### [Task goal]
Leaving out the pictures, please retype each record exactly.

::: Material provided :::

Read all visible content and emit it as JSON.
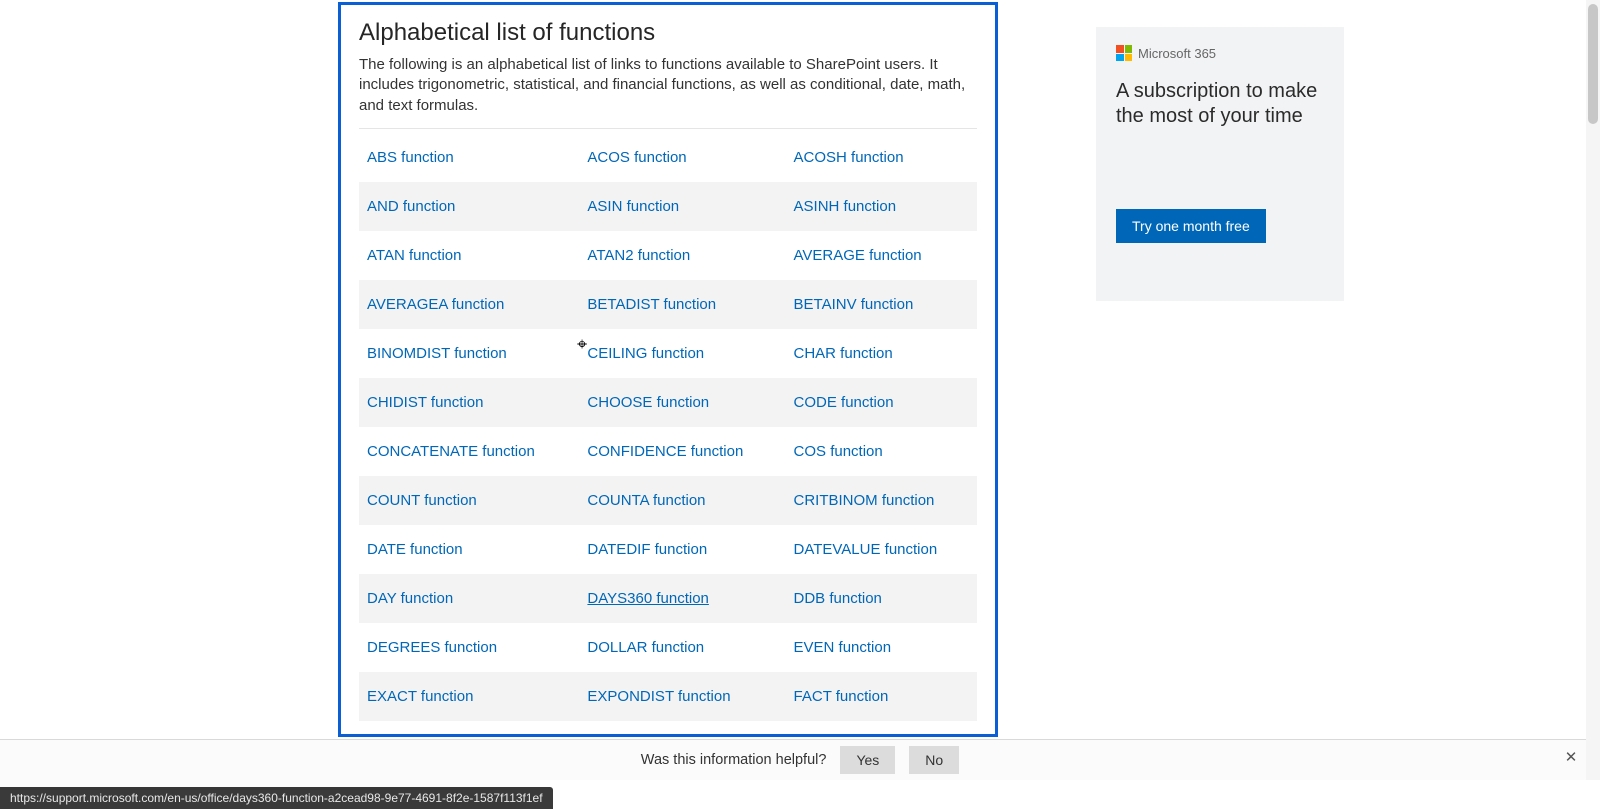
{
  "article": {
    "title": "Alphabetical list of functions",
    "description": "The following is an alphabetical list of links to functions available to SharePoint users. It includes trigonometric, statistical, and financial functions, as well as conditional, date, math, and text formulas.",
    "rows": [
      [
        "ABS function",
        "ACOS function",
        "ACOSH function"
      ],
      [
        "AND function",
        "ASIN function",
        "ASINH function"
      ],
      [
        "ATAN function",
        "ATAN2 function",
        "AVERAGE function"
      ],
      [
        "AVERAGEA function",
        "BETADIST function",
        "BETAINV function"
      ],
      [
        "BINOMDIST function",
        "CEILING function",
        "CHAR function"
      ],
      [
        "CHIDIST function",
        "CHOOSE function",
        "CODE function"
      ],
      [
        "CONCATENATE function",
        "CONFIDENCE function",
        "COS function"
      ],
      [
        "COUNT function",
        "COUNTA function",
        "CRITBINOM function"
      ],
      [
        "DATE function",
        "DATEDIF function",
        "DATEVALUE function"
      ],
      [
        "DAY function",
        "DAYS360 function",
        "DDB function"
      ],
      [
        "DEGREES function",
        "DOLLAR function",
        "EVEN function"
      ],
      [
        "EXACT function",
        "EXPONDIST function",
        "FACT function"
      ]
    ],
    "underlined_cell": "9.1"
  },
  "promo": {
    "brand": "Microsoft 365",
    "headline": "A subscription to make the most of your time",
    "cta": "Try one month free"
  },
  "feedback": {
    "prompt": "Was this information helpful?",
    "yes": "Yes",
    "no": "No"
  },
  "status_url": "https://support.microsoft.com/en-us/office/days360-function-a2cead98-9e77-4691-8f2e-1587f113f1ef"
}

:::

### [Response to the task]
Read all visible content and emit it as JSON.
{
  "article": {
    "title": "Alphabetical list of functions",
    "description": "The following is an alphabetical list of links to functions available to SharePoint users. It includes trigonometric, statistical, and financial functions, as well as conditional, date, math, and text formulas.",
    "rows": [
      [
        "ABS function",
        "ACOS function",
        "ACOSH function"
      ],
      [
        "AND function",
        "ASIN function",
        "ASINH function"
      ],
      [
        "ATAN function",
        "ATAN2 function",
        "AVERAGE function"
      ],
      [
        "AVERAGEA function",
        "BETADIST function",
        "BETAINV function"
      ],
      [
        "BINOMDIST function",
        "CEILING function",
        "CHAR function"
      ],
      [
        "CHIDIST function",
        "CHOOSE function",
        "CODE function"
      ],
      [
        "CONCATENATE function",
        "CONFIDENCE function",
        "COS function"
      ],
      [
        "COUNT function",
        "COUNTA function",
        "CRITBINOM function"
      ],
      [
        "DATE function",
        "DATEDIF function",
        "DATEVALUE function"
      ],
      [
        "DAY function",
        "DAYS360 function",
        "DDB function"
      ],
      [
        "DEGREES function",
        "DOLLAR function",
        "EVEN function"
      ],
      [
        "EXACT function",
        "EXPONDIST function",
        "FACT function"
      ]
    ],
    "underlined_cell": "9.1"
  },
  "promo": {
    "brand": "Microsoft 365",
    "headline": "A subscription to make the most of your time",
    "cta": "Try one month free"
  },
  "feedback": {
    "prompt": "Was this information helpful?",
    "yes": "Yes",
    "no": "No"
  },
  "status_url": "https://support.microsoft.com/en-us/office/days360-function-a2cead98-9e77-4691-8f2e-1587f113f1ef"
}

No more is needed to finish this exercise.